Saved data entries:
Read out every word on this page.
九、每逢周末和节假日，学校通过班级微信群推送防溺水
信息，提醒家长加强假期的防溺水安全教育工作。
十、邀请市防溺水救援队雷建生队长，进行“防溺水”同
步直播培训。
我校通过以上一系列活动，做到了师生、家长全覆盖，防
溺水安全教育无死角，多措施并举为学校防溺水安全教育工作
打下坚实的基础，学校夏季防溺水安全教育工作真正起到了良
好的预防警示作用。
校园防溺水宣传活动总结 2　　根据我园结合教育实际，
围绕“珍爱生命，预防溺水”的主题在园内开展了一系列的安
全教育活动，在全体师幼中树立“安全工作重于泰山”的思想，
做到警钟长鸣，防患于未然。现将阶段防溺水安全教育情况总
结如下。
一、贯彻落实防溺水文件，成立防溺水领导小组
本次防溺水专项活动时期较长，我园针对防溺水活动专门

PROMPT >> Reproduce all of the entries word for word.

EXERCISE SOLUTION >>
Read out every word on this page.
九、每逢周末和节假日，学校通过班级微信群推送防溺水
信息，提醒家长加强假期的防溺水安全教育工作。
十、邀请市防溺水救援队雷建生队长，进行“防溺水”同
步直播培训。
我校通过以上一系列活动，做到了师生、家长全覆盖，防
溺水安全教育无死角，多措施并举为学校防溺水安全教育工作
打下坚实的基础，学校夏季防溺水安全教育工作真正起到了良
好的预防警示作用。
校园防溺水宣传活动总结 2　　根据我园结合教育实际，
围绕“珍爱生命，预防溺水”的主题在园内开展了一系列的安
全教育活动，在全体师幼中树立“安全工作重于泰山”的思想，
做到警钟长鸣，防患于未然。现将阶段防溺水安全教育情况总
结如下。
一、贯彻落实防溺水文件，成立防溺水领导小组
本次防溺水专项活动时期较长，我园针对防溺水活动专门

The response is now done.